** START Data shown **

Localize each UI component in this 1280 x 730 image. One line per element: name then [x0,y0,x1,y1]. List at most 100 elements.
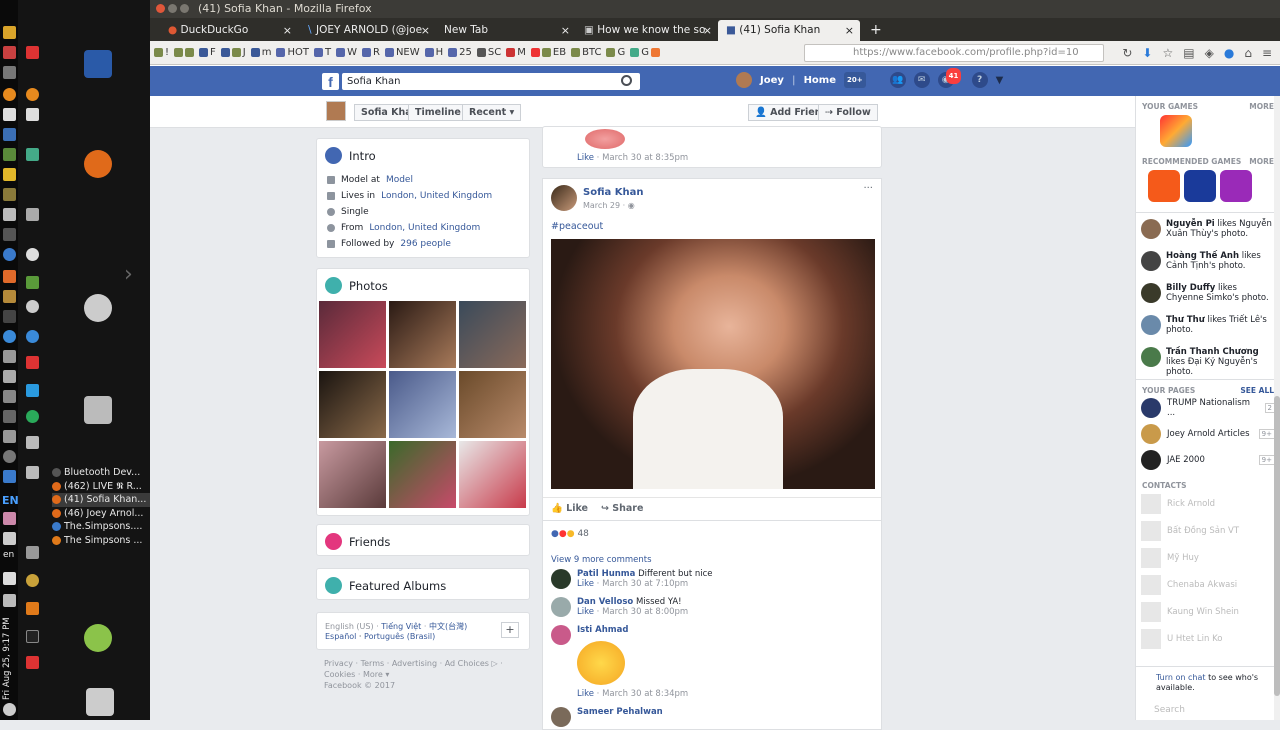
bookmark-item[interactable]: BTC [571,47,601,58]
close-icon[interactable]: × [845,20,854,41]
app-icon[interactable] [3,450,16,463]
wifi-icon[interactable] [3,532,16,545]
tab-facebook[interactable]: ■ (41) Sofia Khan × [718,20,860,41]
photo-thumb[interactable] [319,441,386,508]
facebook-logo-icon[interactable]: f [322,73,339,90]
page-item[interactable]: JAE 2000 9+ [1136,447,1280,473]
game-icon[interactable] [1148,170,1180,202]
bluetooth-icon[interactable] [26,630,39,643]
terminal-icon[interactable] [3,228,16,241]
comment-time[interactable]: March 30 at 7:10pm [602,579,688,589]
app-icon[interactable] [26,148,39,161]
new-tab-button[interactable]: + [862,20,882,41]
app-icon[interactable] [3,290,16,303]
library-icon[interactable]: ▤ [1183,46,1194,60]
search-input[interactable]: Sofia Khan [342,73,640,90]
ticker-item[interactable]: Nguyễn Pi likes Nguyễn Xuân Thùy's photo… [1136,217,1280,249]
close-icon[interactable]: × [703,20,712,41]
albums-card[interactable]: Featured Albums [316,568,530,600]
app-icon[interactable] [3,512,16,525]
home-icon[interactable]: ⌂ [1244,46,1252,60]
game-icon[interactable] [1184,170,1216,202]
task-item[interactable]: (462) LIVE 𝕹 R... [52,480,150,494]
close-icon[interactable]: × [561,20,570,41]
close-window-icon[interactable] [156,4,165,13]
document-icon[interactable] [84,50,112,78]
user-icon[interactable] [84,624,112,652]
commenter-avatar[interactable] [551,597,571,617]
app-icon[interactable] [26,466,39,479]
work-link[interactable]: Model [386,175,413,185]
app-icon[interactable] [26,208,39,221]
task-item[interactable]: The Simpsons ... [52,534,150,548]
bookmark-item[interactable]: SC [476,47,501,58]
ticker-item[interactable]: Billy Duffy likes Chyenne Simko's photo. [1136,281,1280,313]
drive-icon[interactable] [84,396,112,424]
app-icon[interactable] [3,148,16,161]
filezilla-icon[interactable] [26,356,39,369]
app-icon[interactable] [3,350,16,363]
close-icon[interactable]: × [421,20,430,41]
app-icon[interactable] [26,574,39,587]
avatar[interactable] [736,72,752,88]
page-scrollbar[interactable] [1274,96,1280,720]
app-icon[interactable] [3,128,16,141]
maximize-window-icon[interactable] [180,4,189,13]
keyboard-lang[interactable]: EN [2,494,19,507]
app-icon[interactable] [3,470,16,483]
add-language-button[interactable]: + [501,622,519,638]
page-item[interactable]: Joey Arnold Articles 9+ [1136,421,1280,447]
author-avatar[interactable] [551,185,577,211]
chevron-right-icon[interactable]: › [124,262,133,287]
friend-requests-icon[interactable]: 👥 [889,72,906,88]
privacy-link[interactable]: Privacy [324,659,353,668]
photo-thumb[interactable] [459,441,526,508]
commenter-avatar[interactable] [551,707,571,727]
hashtag-link[interactable]: #peaceout [551,221,603,232]
bookmark-item[interactable]: m [250,47,271,58]
app-icon[interactable] [26,330,39,343]
photo-thumb[interactable] [459,371,526,438]
page-item[interactable]: TRUMP Nationalism ... 2 [1136,395,1280,421]
power-icon[interactable] [3,703,16,716]
volume-icon[interactable] [3,572,16,585]
app-icon[interactable] [3,26,16,39]
minimize-window-icon[interactable] [168,4,177,13]
photo-thumb[interactable] [389,371,456,438]
notifications-icon[interactable]: ◉41 [937,68,962,88]
lang-indicator[interactable]: en [3,550,14,560]
app-icon[interactable] [26,248,39,261]
comment-like[interactable]: Like [577,607,594,617]
photo-thumb[interactable] [389,301,456,368]
lang-vietnamese[interactable]: Tiếng Việt [381,622,421,631]
bookmark-item[interactable]: 25 [448,47,472,58]
tab-article[interactable]: ▣ How we know the so × [576,20,718,41]
search-icon[interactable] [621,75,632,86]
app-icon[interactable] [3,66,16,79]
app-icon[interactable] [26,410,39,423]
advertising-link[interactable]: Advertising [392,659,437,668]
commenter-avatar[interactable] [551,569,571,589]
app-icon[interactable] [3,370,16,383]
bookmark-item[interactable]: G [630,47,660,58]
ticker-item[interactable]: Hoàng Thế Anh likes Cảnh Tịnh's photo. [1136,249,1280,281]
from-link[interactable]: London, United Kingdom [369,223,480,233]
task-item[interactable]: (41) Sofia Khan... [52,493,150,507]
messages-icon[interactable]: ✉ [913,72,930,88]
bookmark-star-icon[interactable]: ☆ [1162,46,1173,60]
url-bar[interactable]: https://www.facebook.com/profile.php?id=… [804,44,1104,62]
bookmark-item[interactable]: M [506,47,526,58]
comment-like[interactable]: Like [577,579,594,589]
app-icon[interactable] [26,276,39,289]
app-icon[interactable] [3,410,16,423]
commenter-name[interactable]: Sameer Pehalwan [577,707,663,717]
post-options-icon[interactable]: ··· [863,183,873,194]
game-icon[interactable] [1220,170,1252,202]
battery-icon[interactable] [3,594,16,607]
menu-icon[interactable]: ≡ [1262,46,1272,60]
app-icon[interactable] [3,270,16,283]
recent-button[interactable]: Recent ▾ [462,104,522,121]
followers-link[interactable]: 296 people [400,239,451,249]
comment-like[interactable]: Like [577,689,594,699]
contact-item[interactable]: Chenaba Akwasi [1136,571,1280,598]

** END Data shown **

Problem requirements – Copy out, in full, each line of the records above that contains the word "close".

Output –
close-icon[interactable]: × [845,20,854,41]
close-icon[interactable]: × [703,20,712,41]
close-icon[interactable]: × [561,20,570,41]
close-window-icon[interactable] [156,4,165,13]
close-icon[interactable]: × [421,20,430,41]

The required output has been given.